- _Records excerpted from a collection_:
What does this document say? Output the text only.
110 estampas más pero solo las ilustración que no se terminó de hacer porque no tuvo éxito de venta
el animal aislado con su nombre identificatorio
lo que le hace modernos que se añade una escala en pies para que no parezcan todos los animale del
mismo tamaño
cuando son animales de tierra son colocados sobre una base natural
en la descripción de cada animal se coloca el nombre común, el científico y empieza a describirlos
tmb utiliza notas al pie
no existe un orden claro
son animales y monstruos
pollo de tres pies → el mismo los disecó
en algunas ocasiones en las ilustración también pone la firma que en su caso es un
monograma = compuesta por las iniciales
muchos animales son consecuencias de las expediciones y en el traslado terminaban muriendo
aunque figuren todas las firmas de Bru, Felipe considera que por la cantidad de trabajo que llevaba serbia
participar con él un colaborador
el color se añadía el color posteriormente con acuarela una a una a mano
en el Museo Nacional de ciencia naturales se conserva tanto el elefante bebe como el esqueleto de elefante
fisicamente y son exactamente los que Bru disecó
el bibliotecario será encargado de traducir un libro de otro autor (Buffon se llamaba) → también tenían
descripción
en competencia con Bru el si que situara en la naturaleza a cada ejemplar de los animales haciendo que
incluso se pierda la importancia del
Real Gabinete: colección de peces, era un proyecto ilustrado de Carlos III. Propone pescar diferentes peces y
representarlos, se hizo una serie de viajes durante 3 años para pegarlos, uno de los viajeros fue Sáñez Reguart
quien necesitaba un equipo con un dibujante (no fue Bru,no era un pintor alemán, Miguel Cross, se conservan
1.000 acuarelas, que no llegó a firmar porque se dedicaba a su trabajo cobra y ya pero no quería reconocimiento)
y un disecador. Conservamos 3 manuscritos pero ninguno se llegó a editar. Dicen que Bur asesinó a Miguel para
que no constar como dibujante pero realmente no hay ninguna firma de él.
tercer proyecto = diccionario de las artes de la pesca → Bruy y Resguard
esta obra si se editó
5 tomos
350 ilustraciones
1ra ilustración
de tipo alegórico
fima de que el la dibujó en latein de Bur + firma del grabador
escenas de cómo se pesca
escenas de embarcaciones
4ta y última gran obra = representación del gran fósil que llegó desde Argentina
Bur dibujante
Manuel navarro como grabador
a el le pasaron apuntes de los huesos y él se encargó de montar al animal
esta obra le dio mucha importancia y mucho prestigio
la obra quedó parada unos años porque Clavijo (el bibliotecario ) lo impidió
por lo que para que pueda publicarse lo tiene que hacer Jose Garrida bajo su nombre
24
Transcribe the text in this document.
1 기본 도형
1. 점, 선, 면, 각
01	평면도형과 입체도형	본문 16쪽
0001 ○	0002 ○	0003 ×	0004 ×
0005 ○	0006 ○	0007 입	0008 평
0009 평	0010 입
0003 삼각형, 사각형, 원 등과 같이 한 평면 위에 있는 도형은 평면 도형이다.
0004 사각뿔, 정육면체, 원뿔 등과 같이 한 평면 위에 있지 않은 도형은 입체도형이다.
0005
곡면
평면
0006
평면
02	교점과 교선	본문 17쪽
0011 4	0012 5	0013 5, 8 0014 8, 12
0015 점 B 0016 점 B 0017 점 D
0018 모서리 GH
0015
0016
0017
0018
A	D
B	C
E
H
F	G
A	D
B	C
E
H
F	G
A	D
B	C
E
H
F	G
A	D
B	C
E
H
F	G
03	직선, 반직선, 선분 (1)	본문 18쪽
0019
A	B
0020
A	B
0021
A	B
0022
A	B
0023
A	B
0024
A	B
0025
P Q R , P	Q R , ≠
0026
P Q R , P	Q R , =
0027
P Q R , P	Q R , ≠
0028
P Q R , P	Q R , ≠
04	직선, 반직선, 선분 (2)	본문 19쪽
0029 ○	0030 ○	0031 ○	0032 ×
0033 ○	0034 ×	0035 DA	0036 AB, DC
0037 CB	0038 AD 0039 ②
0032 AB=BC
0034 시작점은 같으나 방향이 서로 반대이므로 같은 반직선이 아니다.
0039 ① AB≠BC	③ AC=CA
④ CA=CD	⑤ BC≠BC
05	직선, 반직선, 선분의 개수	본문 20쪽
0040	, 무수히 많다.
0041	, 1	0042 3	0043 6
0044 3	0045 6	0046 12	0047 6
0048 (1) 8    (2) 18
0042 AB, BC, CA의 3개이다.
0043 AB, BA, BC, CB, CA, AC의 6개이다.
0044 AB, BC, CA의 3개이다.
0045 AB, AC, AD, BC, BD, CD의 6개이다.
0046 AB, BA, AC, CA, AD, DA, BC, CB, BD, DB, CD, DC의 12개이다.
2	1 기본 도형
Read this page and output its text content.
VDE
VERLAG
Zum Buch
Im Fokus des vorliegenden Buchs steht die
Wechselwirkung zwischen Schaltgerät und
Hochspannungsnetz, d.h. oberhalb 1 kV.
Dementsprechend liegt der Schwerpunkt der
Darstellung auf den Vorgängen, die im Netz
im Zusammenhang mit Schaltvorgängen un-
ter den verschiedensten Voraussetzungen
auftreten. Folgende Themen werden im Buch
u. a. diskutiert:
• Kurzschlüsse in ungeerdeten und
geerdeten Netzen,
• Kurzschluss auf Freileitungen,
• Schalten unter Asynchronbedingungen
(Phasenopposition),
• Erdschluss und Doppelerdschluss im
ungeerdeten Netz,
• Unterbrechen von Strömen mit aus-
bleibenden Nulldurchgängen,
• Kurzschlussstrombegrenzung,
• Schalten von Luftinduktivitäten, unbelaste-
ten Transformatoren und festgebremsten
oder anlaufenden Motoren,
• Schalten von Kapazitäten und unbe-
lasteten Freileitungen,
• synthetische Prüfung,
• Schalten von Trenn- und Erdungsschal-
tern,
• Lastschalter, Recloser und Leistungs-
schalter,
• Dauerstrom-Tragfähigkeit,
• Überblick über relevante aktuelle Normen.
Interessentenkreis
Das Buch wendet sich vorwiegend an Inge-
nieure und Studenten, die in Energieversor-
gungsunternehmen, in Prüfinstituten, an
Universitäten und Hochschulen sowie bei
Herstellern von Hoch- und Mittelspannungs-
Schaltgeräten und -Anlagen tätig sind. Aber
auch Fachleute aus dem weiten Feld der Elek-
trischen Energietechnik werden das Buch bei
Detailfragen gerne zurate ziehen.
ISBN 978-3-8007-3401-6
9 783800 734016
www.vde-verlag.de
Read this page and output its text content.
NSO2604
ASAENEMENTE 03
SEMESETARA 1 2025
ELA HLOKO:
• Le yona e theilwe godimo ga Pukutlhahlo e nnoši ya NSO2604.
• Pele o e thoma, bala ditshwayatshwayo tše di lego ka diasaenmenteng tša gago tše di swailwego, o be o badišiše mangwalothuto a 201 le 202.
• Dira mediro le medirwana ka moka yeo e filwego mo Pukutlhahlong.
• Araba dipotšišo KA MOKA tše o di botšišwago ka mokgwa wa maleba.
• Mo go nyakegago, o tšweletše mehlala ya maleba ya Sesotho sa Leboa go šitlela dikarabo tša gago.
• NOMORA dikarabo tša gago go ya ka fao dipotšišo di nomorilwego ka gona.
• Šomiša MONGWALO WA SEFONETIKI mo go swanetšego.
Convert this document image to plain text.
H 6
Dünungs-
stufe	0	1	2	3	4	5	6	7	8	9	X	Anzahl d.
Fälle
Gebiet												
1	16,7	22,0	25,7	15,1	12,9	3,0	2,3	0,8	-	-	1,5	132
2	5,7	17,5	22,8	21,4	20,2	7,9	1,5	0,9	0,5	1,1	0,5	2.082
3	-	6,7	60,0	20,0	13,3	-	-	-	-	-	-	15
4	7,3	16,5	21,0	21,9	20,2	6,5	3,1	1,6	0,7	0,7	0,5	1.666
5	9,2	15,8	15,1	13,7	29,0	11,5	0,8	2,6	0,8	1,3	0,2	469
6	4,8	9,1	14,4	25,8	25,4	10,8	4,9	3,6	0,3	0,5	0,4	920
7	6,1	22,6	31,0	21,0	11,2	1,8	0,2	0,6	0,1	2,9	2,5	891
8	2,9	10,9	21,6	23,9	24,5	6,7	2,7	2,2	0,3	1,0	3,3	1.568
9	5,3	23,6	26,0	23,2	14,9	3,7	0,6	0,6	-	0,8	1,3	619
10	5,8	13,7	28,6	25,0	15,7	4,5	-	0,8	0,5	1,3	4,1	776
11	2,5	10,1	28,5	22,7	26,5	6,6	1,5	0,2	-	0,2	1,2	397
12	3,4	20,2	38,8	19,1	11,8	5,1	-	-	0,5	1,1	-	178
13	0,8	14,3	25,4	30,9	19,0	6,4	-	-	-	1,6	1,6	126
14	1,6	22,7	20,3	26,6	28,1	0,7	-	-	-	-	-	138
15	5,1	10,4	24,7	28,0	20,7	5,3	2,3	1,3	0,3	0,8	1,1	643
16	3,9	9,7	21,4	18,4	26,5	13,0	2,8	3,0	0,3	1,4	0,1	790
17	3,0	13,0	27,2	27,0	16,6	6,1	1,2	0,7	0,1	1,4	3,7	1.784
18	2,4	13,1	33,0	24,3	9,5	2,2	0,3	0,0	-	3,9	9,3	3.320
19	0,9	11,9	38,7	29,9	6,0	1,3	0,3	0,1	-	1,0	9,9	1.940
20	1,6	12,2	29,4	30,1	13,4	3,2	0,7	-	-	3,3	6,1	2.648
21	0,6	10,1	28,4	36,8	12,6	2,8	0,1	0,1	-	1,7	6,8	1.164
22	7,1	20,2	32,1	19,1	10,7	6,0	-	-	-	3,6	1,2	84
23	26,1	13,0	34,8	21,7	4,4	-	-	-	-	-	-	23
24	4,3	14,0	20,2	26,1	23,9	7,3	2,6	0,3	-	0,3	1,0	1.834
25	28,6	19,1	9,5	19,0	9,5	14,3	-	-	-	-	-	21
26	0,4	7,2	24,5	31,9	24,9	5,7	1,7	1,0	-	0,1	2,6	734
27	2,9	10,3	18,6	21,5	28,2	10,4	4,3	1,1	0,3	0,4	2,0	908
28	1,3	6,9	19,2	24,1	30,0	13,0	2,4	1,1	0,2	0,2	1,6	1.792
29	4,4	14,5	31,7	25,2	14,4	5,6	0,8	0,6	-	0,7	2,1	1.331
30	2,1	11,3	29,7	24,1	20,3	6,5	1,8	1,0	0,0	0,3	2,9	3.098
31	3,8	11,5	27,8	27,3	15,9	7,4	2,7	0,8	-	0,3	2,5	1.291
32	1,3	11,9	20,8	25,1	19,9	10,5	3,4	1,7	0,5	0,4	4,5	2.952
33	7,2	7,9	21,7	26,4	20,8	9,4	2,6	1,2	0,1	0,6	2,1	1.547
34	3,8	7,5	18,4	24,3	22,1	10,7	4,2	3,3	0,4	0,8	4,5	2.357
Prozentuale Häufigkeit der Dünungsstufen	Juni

- _Written problem_:
Show the lines where the word "trabajo" appears in the entries.

- _Exercise result_:
aunque figuren todas las firmas de Bru, Felipe considera que por la cantidad de trabajo que llevaba serbia
1.000 acuarelas, que no llegó a firmar porque se dedicaba a su trabajo cobra y ya pero no quería reconocimiento)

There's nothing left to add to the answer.